## Data extract:
----------------

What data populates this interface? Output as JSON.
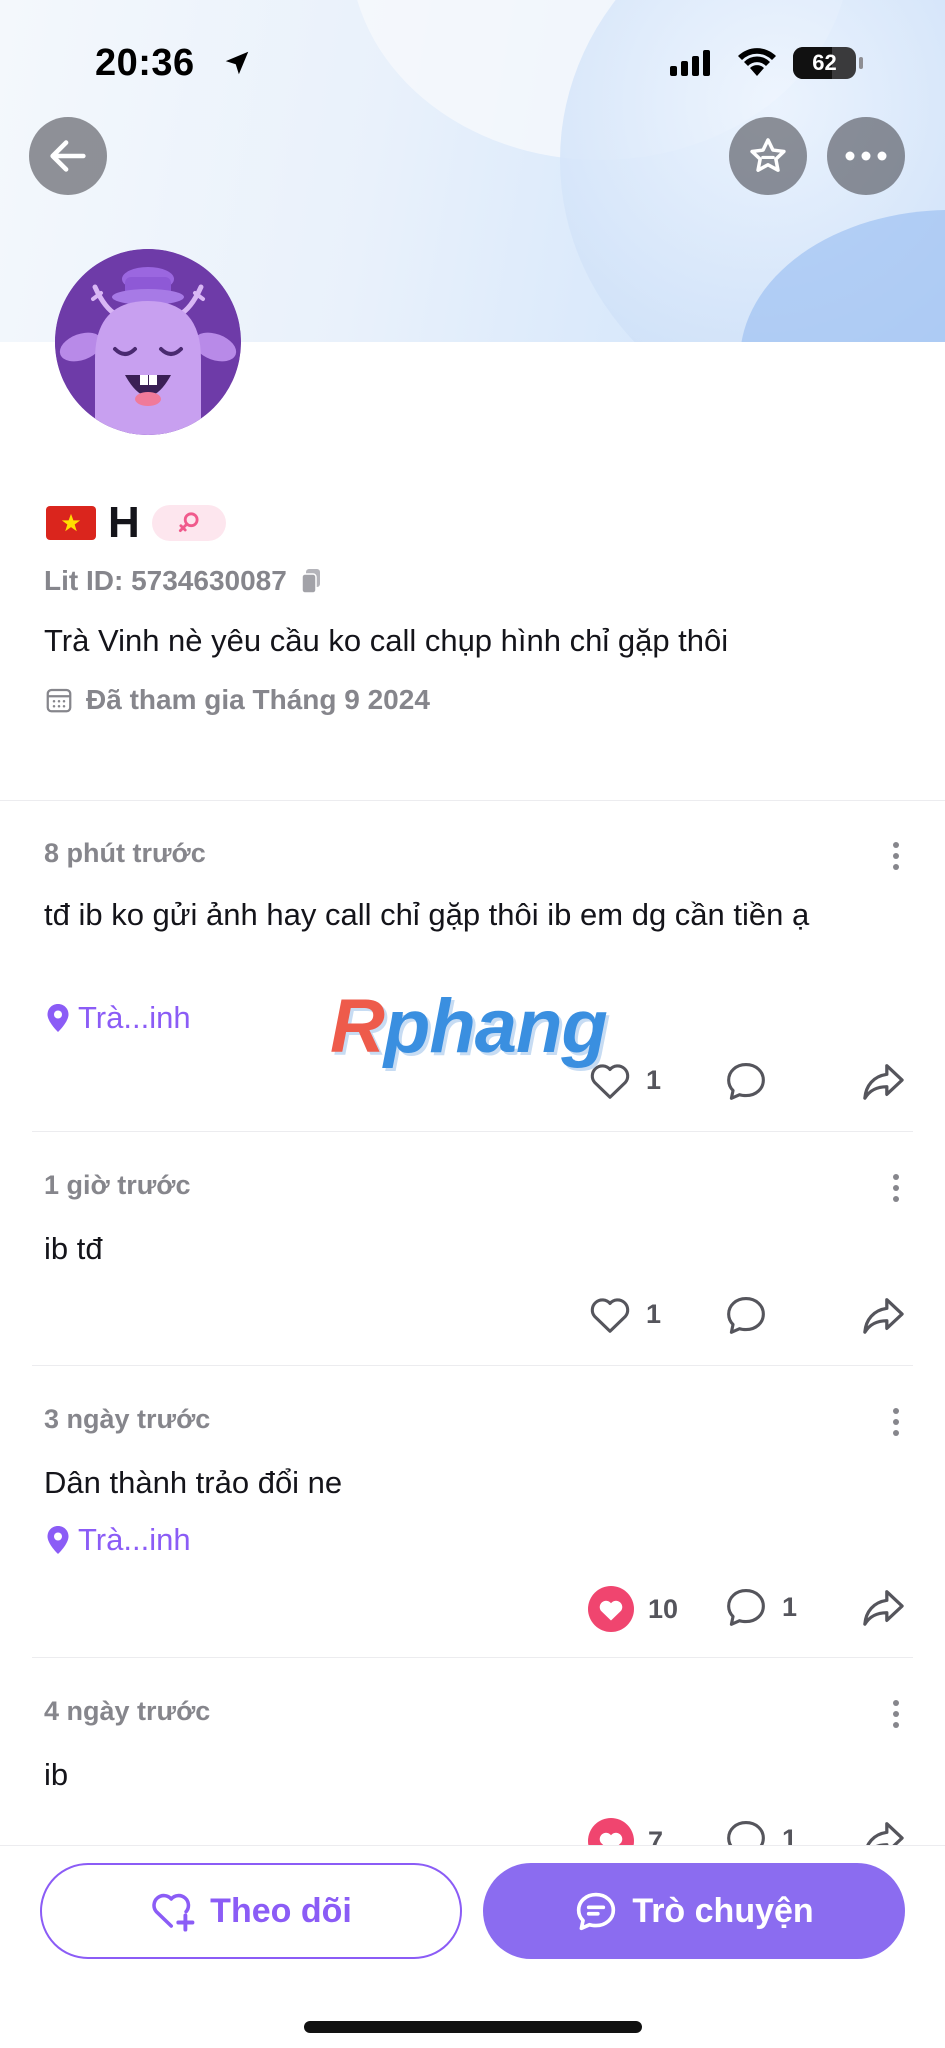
{
  "status_bar": {
    "time": "20:36",
    "battery": "62",
    "battery_level": 0.62
  },
  "header": {
    "back_icon": "arrow-left-icon",
    "favorite_icon": "star-outline-icon",
    "more_icon": "more-horizontal-icon"
  },
  "profile": {
    "flag": "vietnam-flag-icon",
    "name": "H",
    "gender_icon": "female-icon",
    "lit_id": "Lit ID: 5734630087",
    "bio": "Trà Vinh nè yêu cầu ko call chụp hình chỉ gặp thôi",
    "joined": "Đã tham gia Tháng 9 2024"
  },
  "watermark": {
    "first": "R",
    "rest": "phang"
  },
  "posts": [
    {
      "time": "8 phút trước",
      "content": "tđ ib ko gửi ảnh hay call chỉ gặp thôi ib em dg cần tiền ạ",
      "location": "Trà...inh",
      "likes": "1",
      "liked": false,
      "comments": ""
    },
    {
      "time": "1 giờ trước",
      "content": "ib tđ",
      "likes": "1",
      "liked": false,
      "comments": ""
    },
    {
      "time": "3 ngày trước",
      "content": "Dân thành trảo đổi ne",
      "location": "Trà...inh",
      "likes": "10",
      "liked": true,
      "comments": "1"
    },
    {
      "time": "4 ngày trước",
      "content": "ib",
      "likes": "7",
      "liked": true,
      "comments": "1"
    }
  ],
  "bottom": {
    "follow_label": "Theo dõi",
    "chat_label": "Trò chuyện"
  },
  "colors": {
    "accent": "#8b5cf6",
    "like": "#f0456f",
    "muted": "#86868c"
  }
}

----------------

## Task requirements:
Repeat the listing in full and exactly. Do not include any images.

## Reply:
What data populates this interface? Output as JSON.
{
  "status_bar": {
    "time": "20:36",
    "battery": "62",
    "battery_level": 0.62
  },
  "header": {
    "back_icon": "arrow-left-icon",
    "favorite_icon": "star-outline-icon",
    "more_icon": "more-horizontal-icon"
  },
  "profile": {
    "flag": "vietnam-flag-icon",
    "name": "H",
    "gender_icon": "female-icon",
    "lit_id": "Lit ID: 5734630087",
    "bio": "Trà Vinh nè yêu cầu ko call chụp hình chỉ gặp thôi",
    "joined": "Đã tham gia Tháng 9 2024"
  },
  "watermark": {
    "first": "R",
    "rest": "phang"
  },
  "posts": [
    {
      "time": "8 phút trước",
      "content": "tđ ib ko gửi ảnh hay call chỉ gặp thôi ib em dg cần tiền ạ",
      "location": "Trà...inh",
      "likes": "1",
      "liked": false,
      "comments": ""
    },
    {
      "time": "1 giờ trước",
      "content": "ib tđ",
      "likes": "1",
      "liked": false,
      "comments": ""
    },
    {
      "time": "3 ngày trước",
      "content": "Dân thành trảo đổi ne",
      "location": "Trà...inh",
      "likes": "10",
      "liked": true,
      "comments": "1"
    },
    {
      "time": "4 ngày trước",
      "content": "ib",
      "likes": "7",
      "liked": true,
      "comments": "1"
    }
  ],
  "bottom": {
    "follow_label": "Theo dõi",
    "chat_label": "Trò chuyện"
  },
  "colors": {
    "accent": "#8b5cf6",
    "like": "#f0456f",
    "muted": "#86868c"
  }
}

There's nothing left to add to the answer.